SET PROBLEM: Which lines below hold the word "ihren"? Report each one.

GIVEN INFORMATION:

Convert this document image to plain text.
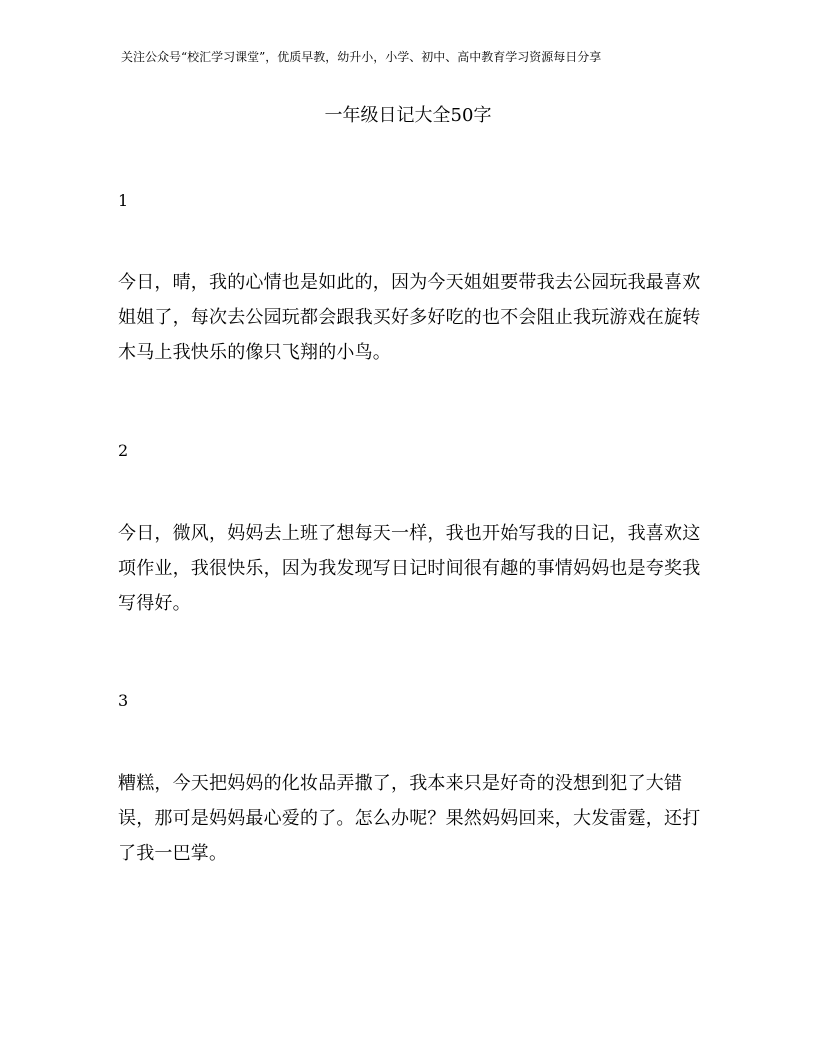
关注公众号“校汇学习课堂”，优质早教，幼升小，小学、初中、高中教育学习资源每日分享
一年级日记大全50字
1
今日，晴，我的心情也是如此的，因为今天姐姐要带我去公园玩我最喜欢姐姐了，每次去公园玩都会跟我买好多好吃的也不会阻止我玩游戏在旋转木马上我快乐的像只飞翔的小鸟。
2
今日，微风，妈妈去上班了想每天一样，我也开始写我的日记，我喜欢这项作业，我很快乐，因为我发现写日记时间很有趣的事情妈妈也是夸奖我写得好。
3
糟糕，今天把妈妈的化妆品弄撒了，我本来只是好奇的没想到犯了大错误，那可是妈妈最心爱的了。怎么办呢？果然妈妈回来，大发雷霆，还打了我一巴掌。
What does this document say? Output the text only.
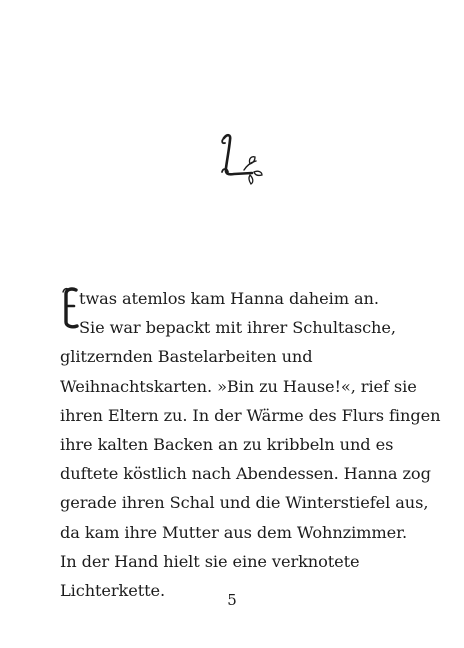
twas atemlos kam Hanna daheim an.
Sie war bepackt mit ihrer Schultasche,
glitzernden Bastelarbeiten und
Weihnachtskarten. »Bin zu Hause!«, rief sie
ihren Eltern zu. In der Wärme des Flurs fingen
ihre kalten Backen an zu kribbeln und es
duftete köstlich nach Abendessen. Hanna zog
gerade ihren Schal und die Winterstiefel aus,
da kam ihre Mutter aus dem Wohnzimmer.
In der Hand hielt sie eine verknotete
Lichterkette.
5
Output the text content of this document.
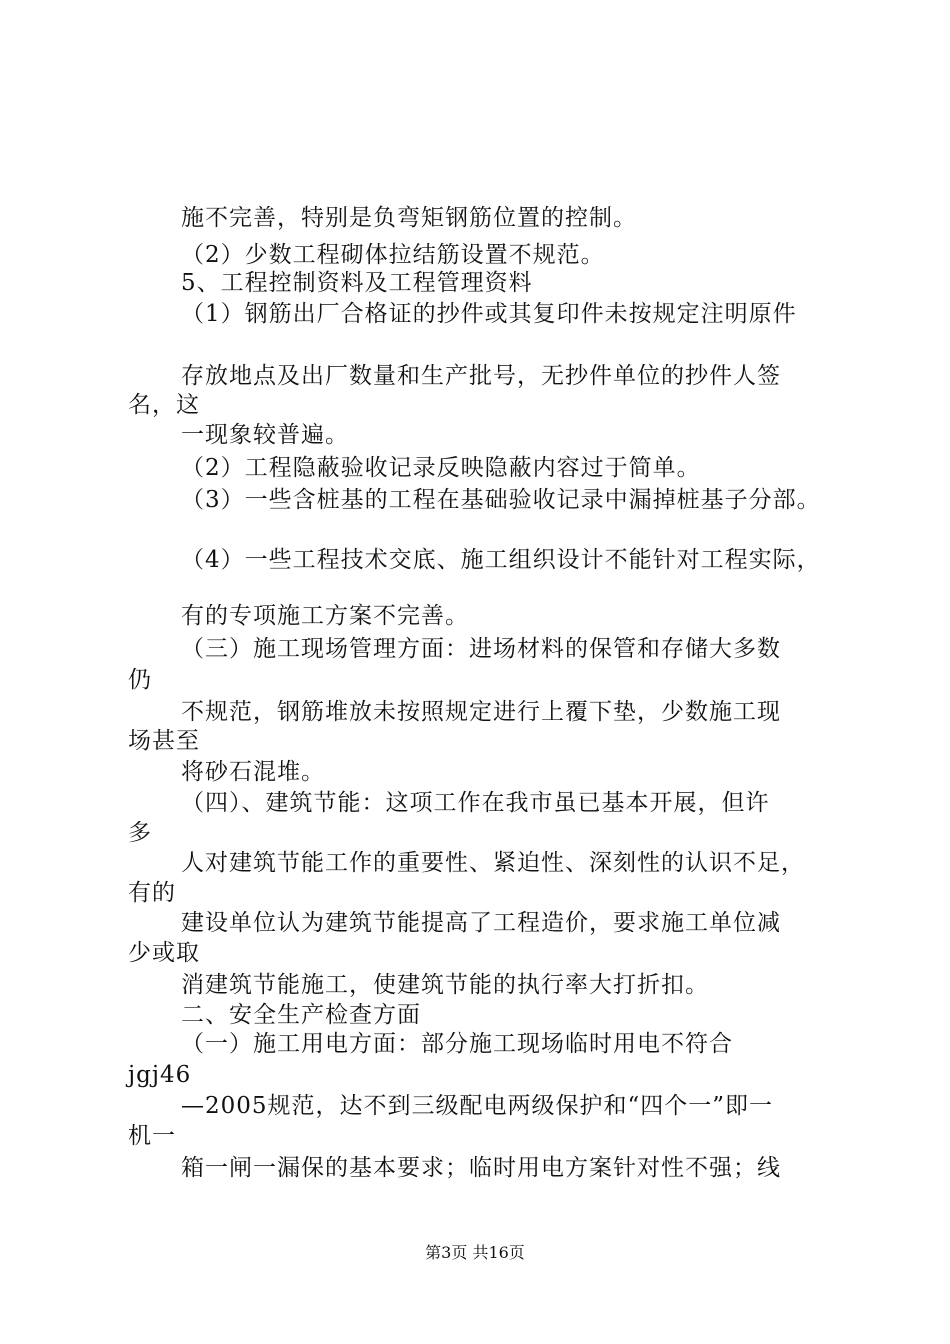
施不完善，特别是负弯矩钢筋位置的控制。
（2）少数工程砌体拉结筋设置不规范。
5、工程控制资料及工程管理资料
（1）钢筋出厂合格证的抄件或其复印件未按规定注明原件
存放地点及出厂数量和生产批号，无抄件单位的抄件人签
名，这
一现象较普遍。
（2）工程隐蔽验收记录反映隐蔽内容过于简单。
（3）一些含桩基的工程在基础验收记录中漏掉桩基子分部。
（4）一些工程技术交底、施工组织设计不能针对工程实际，
有的专项施工方案不完善。
（三）施工现场管理方面：进场材料的保管和存储大多数
仍
不规范，钢筋堆放未按照规定进行上覆下垫，少数施工现
场甚至
将砂石混堆。
（四）、建筑节能：这项工作在我市虽已基本开展，但许
多
人对建筑节能工作的重要性、紧迫性、深刻性的认识不足，
有的
建设单位认为建筑节能提高了工程造价，要求施工单位减
少或取
消建筑节能施工，使建筑节能的执行率大打折扣。
二、安全生产检查方面
（一）施工用电方面：部分施工现场临时用电不符合
jgj46
—2005规范，达不到三级配电两级保护和“四个一”即一
机一
箱一闸一漏保的基本要求；临时用电方案针对性不强；线
第3页 共16页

OUTPUT FOR THIS TASK:
ihren Eltern zu. In der Wärme des Flurs fingen
gerade ihren Schal und die Winterstiefel aus,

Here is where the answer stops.